## START

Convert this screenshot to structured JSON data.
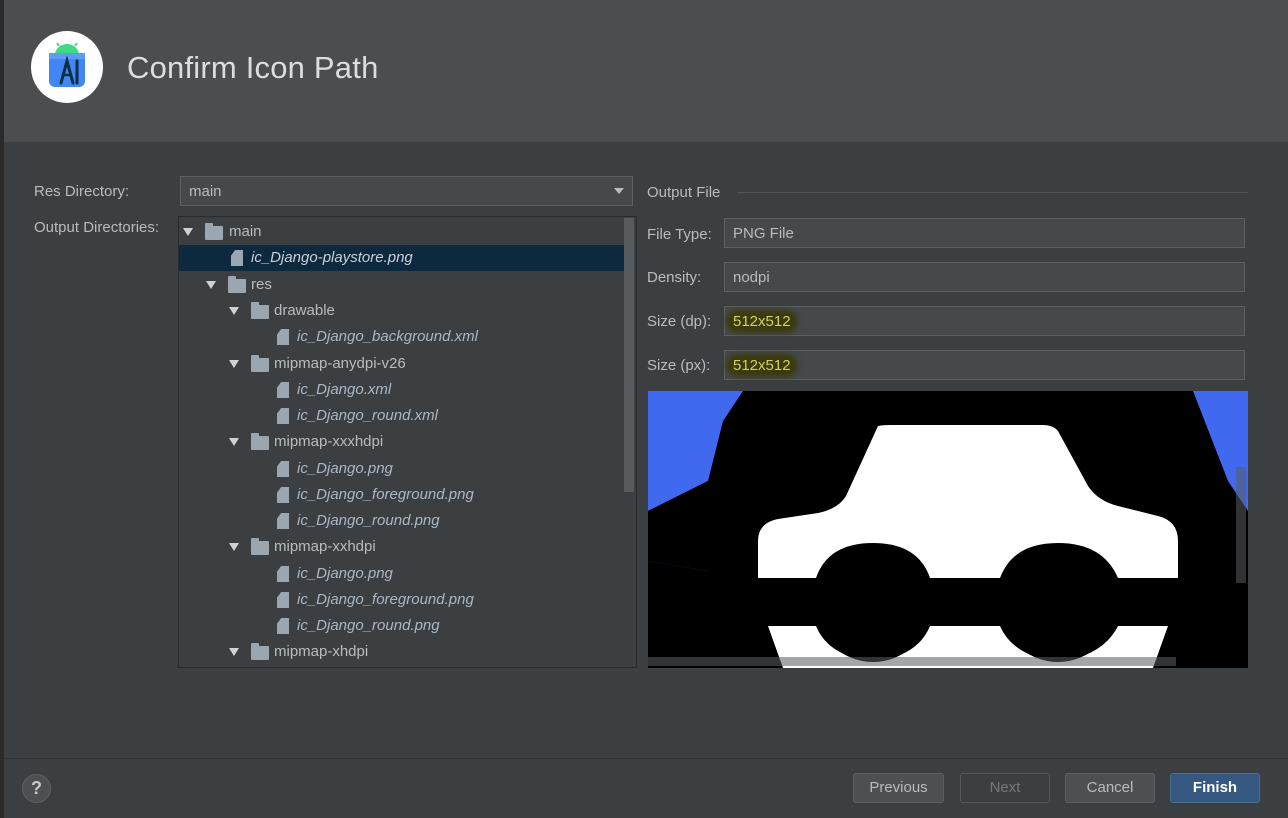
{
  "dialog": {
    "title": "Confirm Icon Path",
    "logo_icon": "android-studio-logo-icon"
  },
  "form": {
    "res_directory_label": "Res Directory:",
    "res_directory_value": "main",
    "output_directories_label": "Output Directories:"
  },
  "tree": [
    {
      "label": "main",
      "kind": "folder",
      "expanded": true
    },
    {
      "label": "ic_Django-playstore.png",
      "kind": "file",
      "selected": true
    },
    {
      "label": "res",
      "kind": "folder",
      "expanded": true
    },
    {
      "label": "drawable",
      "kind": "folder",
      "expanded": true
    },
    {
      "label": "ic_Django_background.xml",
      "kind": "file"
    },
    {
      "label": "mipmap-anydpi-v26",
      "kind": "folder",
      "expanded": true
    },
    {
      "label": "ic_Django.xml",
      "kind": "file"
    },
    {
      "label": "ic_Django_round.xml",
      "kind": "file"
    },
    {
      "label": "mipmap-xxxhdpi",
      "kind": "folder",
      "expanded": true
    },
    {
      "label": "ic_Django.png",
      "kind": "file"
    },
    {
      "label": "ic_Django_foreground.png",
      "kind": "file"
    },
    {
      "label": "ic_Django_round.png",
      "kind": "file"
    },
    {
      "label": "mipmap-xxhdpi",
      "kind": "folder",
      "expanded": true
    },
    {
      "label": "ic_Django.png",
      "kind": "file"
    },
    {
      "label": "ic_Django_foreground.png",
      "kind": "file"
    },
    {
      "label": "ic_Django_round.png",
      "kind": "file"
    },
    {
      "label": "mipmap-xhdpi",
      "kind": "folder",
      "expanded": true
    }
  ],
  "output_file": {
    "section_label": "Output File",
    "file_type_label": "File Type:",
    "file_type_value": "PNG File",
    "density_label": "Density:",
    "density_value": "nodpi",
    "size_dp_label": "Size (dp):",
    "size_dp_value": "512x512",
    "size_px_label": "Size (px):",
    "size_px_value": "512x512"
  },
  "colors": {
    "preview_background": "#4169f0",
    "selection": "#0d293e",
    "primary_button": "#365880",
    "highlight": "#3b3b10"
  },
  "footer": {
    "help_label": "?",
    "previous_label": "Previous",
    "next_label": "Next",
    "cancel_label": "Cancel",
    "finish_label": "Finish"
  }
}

## END
## START

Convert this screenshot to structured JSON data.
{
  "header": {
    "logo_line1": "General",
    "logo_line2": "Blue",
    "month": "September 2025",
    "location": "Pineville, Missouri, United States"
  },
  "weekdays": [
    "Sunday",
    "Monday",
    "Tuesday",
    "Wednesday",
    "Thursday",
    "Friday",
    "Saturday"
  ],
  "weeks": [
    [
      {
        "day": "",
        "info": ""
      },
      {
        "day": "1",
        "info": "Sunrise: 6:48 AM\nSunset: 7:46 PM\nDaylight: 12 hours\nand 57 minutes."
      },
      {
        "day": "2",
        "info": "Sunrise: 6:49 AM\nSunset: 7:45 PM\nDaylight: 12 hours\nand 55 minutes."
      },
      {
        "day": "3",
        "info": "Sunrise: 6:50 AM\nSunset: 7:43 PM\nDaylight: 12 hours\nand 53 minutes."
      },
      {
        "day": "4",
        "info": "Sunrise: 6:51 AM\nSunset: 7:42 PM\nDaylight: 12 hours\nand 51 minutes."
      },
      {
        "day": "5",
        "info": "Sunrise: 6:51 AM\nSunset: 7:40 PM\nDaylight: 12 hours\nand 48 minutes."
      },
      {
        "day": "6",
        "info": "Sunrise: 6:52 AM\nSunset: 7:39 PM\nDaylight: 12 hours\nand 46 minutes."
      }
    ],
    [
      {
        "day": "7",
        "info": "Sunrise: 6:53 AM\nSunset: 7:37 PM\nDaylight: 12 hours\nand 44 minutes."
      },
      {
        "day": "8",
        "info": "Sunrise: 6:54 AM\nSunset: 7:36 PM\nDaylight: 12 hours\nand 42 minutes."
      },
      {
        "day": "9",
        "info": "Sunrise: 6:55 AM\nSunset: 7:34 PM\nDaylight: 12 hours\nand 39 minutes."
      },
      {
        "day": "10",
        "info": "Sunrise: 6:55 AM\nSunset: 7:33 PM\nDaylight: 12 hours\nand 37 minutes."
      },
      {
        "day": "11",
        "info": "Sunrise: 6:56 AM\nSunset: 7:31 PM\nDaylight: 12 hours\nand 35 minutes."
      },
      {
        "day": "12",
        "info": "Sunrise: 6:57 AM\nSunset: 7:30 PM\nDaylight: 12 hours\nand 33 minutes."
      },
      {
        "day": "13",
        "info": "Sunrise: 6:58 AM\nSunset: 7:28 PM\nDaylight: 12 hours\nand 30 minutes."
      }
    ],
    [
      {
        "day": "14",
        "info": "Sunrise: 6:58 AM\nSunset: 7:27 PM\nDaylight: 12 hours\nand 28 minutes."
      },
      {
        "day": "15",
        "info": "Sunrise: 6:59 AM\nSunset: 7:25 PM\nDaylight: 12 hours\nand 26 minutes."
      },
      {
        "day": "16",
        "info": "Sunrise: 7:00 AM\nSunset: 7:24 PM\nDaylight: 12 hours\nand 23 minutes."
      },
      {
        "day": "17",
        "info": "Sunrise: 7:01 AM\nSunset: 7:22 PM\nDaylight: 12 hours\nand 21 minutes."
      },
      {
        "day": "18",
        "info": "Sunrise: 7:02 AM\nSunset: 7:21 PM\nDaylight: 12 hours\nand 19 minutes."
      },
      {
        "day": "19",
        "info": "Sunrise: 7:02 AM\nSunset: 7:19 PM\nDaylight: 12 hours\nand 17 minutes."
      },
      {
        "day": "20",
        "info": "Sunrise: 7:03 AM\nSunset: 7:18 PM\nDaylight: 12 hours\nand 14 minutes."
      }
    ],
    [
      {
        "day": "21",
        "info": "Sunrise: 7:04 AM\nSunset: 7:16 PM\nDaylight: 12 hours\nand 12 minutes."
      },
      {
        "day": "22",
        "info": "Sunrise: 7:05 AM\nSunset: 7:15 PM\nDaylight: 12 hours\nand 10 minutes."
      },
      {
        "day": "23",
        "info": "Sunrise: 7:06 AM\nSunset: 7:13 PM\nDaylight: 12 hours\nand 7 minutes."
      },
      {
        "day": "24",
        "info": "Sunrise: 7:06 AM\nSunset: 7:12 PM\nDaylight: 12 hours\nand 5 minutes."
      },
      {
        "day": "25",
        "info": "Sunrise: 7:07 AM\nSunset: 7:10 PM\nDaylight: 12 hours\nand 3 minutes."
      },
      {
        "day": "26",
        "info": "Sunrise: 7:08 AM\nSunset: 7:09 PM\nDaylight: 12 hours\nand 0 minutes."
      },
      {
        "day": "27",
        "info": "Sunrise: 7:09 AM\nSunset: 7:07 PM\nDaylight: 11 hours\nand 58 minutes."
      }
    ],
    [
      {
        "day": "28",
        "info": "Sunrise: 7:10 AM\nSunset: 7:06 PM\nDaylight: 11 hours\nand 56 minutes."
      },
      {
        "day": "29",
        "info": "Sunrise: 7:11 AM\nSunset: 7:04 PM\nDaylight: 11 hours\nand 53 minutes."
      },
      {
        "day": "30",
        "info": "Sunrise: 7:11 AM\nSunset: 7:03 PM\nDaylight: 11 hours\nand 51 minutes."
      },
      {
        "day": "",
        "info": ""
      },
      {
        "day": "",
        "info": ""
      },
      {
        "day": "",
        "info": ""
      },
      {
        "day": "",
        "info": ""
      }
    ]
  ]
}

## END

Reproduce each line of the entries in which the word "mipmap" is found.

§ **Response to this exercise**
      "label": "mipmap-anydpi-v26",
      "label": "mipmap-xxxhdpi",
      "label": "mipmap-xxhdpi",
      "label": "mipmap-xhdpi",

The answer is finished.